:: Recorded information ::
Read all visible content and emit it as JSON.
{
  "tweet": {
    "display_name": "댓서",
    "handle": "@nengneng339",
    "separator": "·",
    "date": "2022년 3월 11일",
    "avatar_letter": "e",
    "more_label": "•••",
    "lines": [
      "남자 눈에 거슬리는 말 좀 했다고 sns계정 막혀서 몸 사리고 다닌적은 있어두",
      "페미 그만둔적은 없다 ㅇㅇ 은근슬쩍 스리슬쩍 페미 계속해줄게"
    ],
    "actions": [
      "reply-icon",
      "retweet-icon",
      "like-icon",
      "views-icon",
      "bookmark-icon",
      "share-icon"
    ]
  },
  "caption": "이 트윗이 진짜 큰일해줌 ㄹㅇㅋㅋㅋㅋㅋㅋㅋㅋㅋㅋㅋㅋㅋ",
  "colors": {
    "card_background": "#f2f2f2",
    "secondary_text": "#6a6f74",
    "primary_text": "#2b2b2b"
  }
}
:::
■ **Stated task**: Find every line above that contains the word "icon", and return each one.

■ **Result**:
      "reply-icon",
      "retweet-icon",
      "like-icon",
      "views-icon",
      "bookmark-icon",
      "share-icon"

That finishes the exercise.